** Start of Given entries **
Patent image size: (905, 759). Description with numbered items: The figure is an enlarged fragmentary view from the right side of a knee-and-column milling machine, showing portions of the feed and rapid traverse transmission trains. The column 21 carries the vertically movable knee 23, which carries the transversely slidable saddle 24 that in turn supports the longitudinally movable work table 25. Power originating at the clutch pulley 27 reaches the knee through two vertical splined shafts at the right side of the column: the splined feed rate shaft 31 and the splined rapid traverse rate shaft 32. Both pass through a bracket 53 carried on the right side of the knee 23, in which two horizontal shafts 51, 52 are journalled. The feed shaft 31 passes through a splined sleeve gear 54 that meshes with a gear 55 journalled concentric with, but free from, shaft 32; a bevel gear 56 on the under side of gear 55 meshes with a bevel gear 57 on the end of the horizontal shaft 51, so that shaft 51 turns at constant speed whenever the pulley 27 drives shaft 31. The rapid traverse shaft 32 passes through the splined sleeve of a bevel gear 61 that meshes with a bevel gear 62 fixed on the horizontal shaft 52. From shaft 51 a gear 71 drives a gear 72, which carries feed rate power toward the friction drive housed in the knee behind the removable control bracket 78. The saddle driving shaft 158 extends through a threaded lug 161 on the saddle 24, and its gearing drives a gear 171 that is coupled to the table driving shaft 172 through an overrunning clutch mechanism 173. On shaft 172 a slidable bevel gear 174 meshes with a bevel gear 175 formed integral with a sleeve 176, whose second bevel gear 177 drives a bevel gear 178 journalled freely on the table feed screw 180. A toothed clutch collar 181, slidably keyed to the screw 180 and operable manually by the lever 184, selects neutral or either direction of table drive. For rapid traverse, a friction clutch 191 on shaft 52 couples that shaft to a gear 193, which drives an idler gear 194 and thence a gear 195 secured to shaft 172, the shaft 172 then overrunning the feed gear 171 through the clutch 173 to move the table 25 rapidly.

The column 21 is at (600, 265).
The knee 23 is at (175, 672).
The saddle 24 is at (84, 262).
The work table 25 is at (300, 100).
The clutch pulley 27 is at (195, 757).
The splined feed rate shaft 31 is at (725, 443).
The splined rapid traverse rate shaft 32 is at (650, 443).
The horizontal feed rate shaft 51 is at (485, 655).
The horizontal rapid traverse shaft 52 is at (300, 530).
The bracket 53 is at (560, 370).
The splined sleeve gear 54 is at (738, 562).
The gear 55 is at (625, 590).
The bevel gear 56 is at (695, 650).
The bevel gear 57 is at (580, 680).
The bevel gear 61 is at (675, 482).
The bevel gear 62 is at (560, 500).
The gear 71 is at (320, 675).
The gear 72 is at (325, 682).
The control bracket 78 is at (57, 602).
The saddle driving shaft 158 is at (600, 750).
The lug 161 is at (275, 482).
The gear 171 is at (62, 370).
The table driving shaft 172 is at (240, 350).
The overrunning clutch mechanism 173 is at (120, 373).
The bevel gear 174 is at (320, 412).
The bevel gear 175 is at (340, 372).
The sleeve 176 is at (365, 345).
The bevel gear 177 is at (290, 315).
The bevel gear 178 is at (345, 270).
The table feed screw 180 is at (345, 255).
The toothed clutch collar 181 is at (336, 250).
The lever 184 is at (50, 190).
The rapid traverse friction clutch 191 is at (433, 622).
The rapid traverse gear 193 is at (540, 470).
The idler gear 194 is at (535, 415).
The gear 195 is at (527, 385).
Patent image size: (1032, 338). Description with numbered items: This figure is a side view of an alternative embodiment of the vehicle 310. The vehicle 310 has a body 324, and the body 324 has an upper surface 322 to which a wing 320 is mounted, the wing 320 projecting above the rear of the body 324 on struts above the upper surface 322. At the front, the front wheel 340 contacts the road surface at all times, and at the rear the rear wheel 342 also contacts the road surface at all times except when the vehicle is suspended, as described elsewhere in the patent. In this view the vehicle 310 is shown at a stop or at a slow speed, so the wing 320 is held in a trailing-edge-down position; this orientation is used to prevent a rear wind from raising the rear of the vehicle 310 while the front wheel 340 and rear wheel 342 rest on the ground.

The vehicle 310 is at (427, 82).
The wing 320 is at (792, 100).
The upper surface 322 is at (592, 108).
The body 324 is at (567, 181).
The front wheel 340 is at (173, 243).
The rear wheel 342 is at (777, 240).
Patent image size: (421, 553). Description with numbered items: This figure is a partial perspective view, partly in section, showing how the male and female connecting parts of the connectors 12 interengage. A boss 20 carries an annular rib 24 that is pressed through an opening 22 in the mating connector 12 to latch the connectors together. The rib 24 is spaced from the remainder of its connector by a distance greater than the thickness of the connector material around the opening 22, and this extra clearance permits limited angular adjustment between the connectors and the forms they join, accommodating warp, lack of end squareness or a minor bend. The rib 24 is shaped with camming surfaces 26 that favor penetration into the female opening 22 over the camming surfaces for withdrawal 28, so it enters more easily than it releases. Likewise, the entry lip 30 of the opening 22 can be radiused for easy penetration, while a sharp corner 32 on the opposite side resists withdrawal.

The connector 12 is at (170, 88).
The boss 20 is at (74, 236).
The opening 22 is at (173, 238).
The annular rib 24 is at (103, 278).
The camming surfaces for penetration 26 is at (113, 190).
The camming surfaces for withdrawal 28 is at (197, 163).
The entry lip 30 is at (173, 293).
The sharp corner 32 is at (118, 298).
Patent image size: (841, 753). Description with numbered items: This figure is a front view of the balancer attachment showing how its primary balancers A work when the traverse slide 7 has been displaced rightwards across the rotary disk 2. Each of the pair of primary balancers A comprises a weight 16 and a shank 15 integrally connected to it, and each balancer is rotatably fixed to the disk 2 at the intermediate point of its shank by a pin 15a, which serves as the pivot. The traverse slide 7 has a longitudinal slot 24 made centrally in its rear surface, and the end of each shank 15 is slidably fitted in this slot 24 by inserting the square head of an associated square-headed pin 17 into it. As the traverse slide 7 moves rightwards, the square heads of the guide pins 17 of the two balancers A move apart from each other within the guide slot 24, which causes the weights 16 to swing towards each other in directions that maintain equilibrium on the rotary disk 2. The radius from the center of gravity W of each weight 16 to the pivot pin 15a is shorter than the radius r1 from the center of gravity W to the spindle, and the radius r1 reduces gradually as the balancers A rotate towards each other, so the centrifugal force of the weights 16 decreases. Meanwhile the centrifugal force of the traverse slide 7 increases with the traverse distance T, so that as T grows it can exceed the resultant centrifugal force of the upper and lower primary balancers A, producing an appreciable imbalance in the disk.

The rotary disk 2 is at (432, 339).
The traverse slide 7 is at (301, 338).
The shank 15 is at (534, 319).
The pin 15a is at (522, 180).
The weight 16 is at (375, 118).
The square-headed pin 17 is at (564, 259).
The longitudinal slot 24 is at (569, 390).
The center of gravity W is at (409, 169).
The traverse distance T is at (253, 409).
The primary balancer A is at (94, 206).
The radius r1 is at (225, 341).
** End of Given entries **
**Task goal:**
Tally the lines in the entries above that contain the word "surfaces", matching case exactly. Reply with only the number.

**Written answer:**
3